***** Supplied material

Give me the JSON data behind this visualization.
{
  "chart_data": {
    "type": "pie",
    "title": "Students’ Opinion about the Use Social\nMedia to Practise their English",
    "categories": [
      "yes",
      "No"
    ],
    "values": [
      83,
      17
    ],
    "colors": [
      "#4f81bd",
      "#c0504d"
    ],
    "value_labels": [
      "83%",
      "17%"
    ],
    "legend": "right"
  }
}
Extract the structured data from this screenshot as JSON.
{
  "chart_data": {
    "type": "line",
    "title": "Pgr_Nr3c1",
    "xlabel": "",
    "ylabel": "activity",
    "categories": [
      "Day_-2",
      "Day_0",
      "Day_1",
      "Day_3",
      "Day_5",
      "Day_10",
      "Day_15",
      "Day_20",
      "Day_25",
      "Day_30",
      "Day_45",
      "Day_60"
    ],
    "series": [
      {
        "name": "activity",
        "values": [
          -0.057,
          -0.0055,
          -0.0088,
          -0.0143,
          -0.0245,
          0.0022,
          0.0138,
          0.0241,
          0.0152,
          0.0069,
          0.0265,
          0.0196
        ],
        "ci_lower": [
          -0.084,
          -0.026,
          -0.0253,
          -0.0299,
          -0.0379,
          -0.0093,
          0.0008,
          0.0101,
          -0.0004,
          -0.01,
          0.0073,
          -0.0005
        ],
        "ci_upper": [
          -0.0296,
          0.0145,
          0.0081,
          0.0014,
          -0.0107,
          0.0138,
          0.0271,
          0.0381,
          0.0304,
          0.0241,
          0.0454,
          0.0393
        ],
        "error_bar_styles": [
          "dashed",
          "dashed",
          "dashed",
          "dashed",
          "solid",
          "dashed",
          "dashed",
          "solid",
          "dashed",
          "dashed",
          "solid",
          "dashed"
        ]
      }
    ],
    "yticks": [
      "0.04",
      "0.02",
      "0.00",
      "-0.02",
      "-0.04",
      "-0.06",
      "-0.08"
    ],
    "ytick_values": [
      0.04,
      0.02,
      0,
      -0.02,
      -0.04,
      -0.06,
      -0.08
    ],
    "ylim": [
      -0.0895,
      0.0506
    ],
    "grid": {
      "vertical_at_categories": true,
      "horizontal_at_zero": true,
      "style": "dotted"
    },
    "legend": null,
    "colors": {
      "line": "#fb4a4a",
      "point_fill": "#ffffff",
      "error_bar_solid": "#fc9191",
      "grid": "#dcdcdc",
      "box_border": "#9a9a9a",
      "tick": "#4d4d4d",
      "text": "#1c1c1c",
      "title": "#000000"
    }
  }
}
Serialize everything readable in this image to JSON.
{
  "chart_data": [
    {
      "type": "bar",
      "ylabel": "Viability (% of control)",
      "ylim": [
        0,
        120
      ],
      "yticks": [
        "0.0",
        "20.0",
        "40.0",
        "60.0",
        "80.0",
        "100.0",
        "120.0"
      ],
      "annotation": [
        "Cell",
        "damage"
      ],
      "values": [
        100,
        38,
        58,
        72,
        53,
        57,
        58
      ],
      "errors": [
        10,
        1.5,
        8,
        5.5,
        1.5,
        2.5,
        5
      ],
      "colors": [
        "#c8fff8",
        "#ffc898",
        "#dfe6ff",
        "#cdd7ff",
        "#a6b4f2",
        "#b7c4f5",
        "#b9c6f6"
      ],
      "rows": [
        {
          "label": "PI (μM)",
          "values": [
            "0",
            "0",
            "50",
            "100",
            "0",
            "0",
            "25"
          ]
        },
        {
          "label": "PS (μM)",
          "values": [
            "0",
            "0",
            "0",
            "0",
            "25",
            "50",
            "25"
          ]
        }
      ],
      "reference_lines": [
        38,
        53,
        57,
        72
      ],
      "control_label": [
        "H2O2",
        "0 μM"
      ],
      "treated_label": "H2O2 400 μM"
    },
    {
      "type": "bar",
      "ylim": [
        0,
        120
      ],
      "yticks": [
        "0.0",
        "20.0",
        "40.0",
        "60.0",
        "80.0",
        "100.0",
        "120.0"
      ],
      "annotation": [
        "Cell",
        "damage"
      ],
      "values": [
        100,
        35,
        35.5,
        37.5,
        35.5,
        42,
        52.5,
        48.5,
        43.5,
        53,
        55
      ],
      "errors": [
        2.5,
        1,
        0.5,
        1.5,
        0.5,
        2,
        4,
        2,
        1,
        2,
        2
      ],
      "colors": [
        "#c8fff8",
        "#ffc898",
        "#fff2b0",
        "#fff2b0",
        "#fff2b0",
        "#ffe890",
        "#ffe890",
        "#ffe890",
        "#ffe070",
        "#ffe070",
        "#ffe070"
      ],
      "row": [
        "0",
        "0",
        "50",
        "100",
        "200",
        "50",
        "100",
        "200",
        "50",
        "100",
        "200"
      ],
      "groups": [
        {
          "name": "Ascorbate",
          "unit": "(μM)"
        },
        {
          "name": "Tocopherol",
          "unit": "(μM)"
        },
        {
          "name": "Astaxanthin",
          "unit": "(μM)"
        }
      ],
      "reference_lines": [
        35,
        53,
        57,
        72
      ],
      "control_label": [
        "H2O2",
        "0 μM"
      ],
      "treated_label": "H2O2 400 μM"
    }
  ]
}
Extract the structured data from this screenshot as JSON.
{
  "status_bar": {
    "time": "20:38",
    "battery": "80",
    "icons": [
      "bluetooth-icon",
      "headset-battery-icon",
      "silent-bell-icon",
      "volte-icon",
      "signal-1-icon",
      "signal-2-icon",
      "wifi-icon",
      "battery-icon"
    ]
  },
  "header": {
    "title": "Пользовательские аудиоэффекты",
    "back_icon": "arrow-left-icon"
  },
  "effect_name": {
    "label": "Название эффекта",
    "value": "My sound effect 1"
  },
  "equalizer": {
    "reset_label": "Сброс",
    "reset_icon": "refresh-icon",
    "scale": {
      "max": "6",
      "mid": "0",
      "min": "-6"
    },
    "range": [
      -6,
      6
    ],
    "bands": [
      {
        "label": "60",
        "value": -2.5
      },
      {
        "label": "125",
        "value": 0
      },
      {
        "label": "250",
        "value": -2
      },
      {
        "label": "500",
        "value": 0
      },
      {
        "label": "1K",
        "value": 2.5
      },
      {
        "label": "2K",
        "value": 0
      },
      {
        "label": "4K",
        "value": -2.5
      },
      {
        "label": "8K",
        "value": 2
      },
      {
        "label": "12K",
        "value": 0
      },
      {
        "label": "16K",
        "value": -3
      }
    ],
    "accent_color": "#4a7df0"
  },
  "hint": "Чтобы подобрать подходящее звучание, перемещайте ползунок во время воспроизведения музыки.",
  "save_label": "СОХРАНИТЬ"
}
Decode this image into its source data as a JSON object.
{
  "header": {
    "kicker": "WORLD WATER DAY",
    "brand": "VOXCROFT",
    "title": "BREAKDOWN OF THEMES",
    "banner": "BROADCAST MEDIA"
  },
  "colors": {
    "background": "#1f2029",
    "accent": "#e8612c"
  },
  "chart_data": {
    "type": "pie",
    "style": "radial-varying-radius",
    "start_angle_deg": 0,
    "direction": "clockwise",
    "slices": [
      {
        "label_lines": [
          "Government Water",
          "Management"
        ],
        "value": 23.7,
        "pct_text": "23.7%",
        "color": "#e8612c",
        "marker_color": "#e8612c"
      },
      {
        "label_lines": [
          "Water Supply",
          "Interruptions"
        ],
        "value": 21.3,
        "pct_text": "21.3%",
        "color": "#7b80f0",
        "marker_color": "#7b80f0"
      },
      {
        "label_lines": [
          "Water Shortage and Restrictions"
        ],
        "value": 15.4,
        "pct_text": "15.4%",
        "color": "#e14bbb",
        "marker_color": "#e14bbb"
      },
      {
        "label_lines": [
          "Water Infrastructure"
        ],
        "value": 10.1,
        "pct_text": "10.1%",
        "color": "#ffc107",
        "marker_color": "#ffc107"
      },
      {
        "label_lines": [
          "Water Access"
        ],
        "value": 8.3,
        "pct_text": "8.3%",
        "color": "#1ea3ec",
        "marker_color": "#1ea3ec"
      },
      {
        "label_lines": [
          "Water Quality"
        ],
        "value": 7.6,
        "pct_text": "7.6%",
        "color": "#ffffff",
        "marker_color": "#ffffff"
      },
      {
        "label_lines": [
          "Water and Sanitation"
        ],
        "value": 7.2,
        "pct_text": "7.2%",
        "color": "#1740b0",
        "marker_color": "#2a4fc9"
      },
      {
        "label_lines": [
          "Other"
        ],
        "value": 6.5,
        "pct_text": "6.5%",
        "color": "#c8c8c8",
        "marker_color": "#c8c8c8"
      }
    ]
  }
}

**********

## Task description
Using the records above, pull out each line where the word "title" occurs.

## Complete answer
    "title": "Students’ Opinion about the Use Social\nMedia to Practise their English",
    "title": "Pgr_Nr3c1",
      "title": "#000000"
    "title": "Пользовательские аудиоэффекты",
    "title": "BREAKDOWN OF THEMES",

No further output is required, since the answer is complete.